What to produce: Collect all the lines that mention the word "hinzufügen".

★ ★ ★ ★

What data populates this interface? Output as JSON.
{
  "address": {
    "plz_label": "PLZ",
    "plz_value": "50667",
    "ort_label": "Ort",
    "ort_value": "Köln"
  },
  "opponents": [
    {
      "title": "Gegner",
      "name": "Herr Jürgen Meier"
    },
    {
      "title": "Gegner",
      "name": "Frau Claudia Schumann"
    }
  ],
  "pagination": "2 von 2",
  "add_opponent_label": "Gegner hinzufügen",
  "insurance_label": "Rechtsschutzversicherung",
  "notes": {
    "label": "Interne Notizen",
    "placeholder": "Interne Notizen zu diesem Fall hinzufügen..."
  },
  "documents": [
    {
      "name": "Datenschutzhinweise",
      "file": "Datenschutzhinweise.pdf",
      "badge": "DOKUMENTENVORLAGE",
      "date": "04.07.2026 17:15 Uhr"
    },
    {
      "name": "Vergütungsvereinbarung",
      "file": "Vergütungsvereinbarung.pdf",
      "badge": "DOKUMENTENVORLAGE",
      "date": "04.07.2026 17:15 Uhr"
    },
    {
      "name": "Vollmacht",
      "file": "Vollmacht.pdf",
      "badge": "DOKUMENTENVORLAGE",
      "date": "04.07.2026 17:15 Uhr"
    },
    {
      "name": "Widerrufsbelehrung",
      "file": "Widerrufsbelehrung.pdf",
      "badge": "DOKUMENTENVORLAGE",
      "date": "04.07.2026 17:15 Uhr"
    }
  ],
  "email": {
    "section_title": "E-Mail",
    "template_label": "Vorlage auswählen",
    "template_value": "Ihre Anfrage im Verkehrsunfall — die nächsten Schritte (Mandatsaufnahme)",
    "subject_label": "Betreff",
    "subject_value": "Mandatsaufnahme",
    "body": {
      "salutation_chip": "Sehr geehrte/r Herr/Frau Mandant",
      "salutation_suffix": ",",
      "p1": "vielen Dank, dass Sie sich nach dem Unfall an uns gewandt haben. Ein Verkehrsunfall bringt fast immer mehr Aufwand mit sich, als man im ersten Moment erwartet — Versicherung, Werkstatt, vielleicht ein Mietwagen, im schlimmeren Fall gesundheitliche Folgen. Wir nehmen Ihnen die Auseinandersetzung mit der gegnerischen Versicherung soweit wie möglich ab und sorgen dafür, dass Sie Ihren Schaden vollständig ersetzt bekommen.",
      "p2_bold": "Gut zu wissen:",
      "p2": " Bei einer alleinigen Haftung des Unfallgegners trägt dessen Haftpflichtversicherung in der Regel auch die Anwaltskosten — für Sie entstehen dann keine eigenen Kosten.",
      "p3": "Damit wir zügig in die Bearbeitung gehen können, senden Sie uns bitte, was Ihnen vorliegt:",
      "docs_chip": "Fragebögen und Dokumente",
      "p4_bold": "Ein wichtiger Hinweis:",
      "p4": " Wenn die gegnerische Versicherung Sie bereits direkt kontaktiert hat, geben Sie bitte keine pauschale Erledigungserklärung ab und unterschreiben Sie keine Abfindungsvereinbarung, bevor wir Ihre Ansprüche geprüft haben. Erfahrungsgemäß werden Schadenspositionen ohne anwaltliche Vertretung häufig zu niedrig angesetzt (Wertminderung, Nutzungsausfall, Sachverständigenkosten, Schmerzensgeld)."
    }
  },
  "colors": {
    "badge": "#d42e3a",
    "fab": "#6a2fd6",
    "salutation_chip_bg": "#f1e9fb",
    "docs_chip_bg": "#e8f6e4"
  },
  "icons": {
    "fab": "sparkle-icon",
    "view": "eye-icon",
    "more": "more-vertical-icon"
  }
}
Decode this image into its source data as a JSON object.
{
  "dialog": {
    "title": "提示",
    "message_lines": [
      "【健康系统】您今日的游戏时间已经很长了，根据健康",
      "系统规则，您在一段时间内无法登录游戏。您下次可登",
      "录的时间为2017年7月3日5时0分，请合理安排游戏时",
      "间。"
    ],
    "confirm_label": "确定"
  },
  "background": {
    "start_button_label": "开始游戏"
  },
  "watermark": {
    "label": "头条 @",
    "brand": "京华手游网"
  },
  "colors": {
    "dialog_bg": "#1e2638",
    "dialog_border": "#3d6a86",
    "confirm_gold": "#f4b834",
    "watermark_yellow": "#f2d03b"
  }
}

★ ★ ★ ★

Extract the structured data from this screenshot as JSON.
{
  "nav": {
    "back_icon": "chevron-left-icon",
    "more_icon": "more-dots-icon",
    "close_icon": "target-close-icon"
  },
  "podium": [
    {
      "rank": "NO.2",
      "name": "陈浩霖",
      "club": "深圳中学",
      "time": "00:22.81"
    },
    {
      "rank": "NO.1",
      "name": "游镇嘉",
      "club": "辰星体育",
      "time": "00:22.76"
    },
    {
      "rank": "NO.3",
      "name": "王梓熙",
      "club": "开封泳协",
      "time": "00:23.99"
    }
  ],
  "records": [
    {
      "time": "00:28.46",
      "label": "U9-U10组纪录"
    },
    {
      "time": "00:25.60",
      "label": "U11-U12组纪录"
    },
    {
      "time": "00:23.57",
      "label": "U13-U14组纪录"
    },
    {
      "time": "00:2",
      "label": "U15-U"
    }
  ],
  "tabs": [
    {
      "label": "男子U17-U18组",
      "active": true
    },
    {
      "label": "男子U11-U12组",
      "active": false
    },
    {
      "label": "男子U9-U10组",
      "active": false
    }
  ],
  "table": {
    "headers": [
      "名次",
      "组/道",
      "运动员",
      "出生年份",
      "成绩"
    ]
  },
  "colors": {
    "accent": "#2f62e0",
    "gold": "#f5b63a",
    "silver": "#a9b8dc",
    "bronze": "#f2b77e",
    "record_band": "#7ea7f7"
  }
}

★ ★ ★ ★

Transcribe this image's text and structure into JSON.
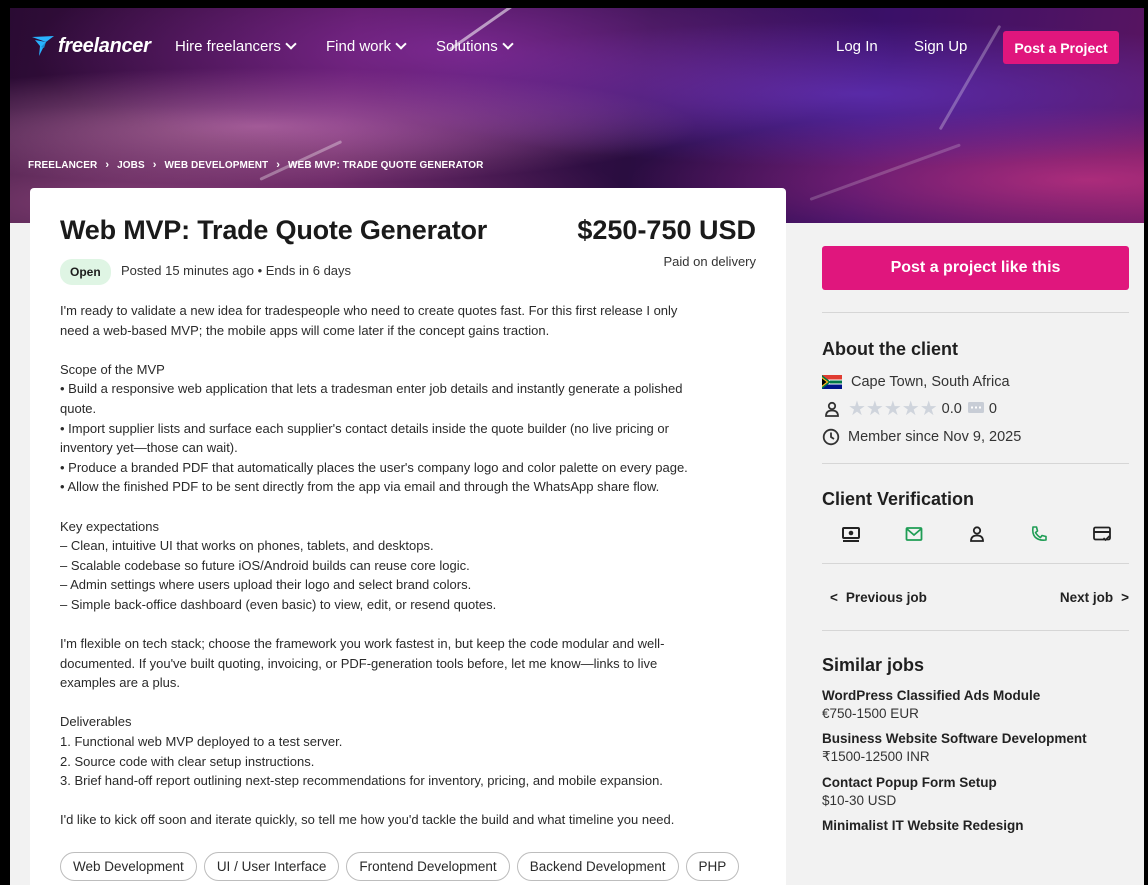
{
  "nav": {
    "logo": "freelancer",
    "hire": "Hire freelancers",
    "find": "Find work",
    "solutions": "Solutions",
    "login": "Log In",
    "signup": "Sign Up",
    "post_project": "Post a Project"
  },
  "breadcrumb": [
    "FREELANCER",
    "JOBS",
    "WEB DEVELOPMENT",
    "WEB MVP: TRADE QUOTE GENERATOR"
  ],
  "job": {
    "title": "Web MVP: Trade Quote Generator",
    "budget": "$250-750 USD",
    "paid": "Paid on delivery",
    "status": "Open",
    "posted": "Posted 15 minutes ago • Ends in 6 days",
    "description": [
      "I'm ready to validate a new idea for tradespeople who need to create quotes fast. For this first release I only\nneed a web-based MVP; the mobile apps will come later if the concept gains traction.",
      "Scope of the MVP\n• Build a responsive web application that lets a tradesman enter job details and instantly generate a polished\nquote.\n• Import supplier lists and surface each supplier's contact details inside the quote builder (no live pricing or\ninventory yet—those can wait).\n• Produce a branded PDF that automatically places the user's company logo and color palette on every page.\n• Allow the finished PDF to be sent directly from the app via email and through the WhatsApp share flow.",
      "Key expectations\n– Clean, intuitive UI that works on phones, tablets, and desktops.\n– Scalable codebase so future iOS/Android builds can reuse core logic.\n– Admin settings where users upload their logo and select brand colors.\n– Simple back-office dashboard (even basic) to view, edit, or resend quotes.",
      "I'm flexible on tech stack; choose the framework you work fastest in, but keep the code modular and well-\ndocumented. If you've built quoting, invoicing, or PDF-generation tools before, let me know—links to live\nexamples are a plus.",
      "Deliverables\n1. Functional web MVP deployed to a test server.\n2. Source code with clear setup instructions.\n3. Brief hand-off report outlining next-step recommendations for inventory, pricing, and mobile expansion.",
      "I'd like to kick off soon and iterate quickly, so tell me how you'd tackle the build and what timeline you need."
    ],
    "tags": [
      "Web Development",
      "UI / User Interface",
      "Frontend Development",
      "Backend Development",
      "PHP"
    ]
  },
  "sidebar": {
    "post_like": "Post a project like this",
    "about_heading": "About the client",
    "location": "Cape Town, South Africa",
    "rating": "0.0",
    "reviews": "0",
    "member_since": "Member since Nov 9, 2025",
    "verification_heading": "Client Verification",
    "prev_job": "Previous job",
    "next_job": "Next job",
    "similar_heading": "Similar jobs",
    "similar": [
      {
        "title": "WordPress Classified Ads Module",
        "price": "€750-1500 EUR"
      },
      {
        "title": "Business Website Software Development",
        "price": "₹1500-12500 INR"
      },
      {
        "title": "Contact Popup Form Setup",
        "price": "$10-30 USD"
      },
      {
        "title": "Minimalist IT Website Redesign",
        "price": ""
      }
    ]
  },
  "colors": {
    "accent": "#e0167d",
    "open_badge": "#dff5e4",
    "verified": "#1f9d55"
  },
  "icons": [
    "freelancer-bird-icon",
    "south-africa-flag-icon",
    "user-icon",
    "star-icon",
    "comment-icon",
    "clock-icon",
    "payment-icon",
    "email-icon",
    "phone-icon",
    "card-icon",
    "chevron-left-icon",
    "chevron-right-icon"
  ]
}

★ ★ ★ ★

Final result:
  "add_opponent_label": "Gegner hinzufügen",
    "placeholder": "Interne Notizen zu diesem Fall hinzufügen..."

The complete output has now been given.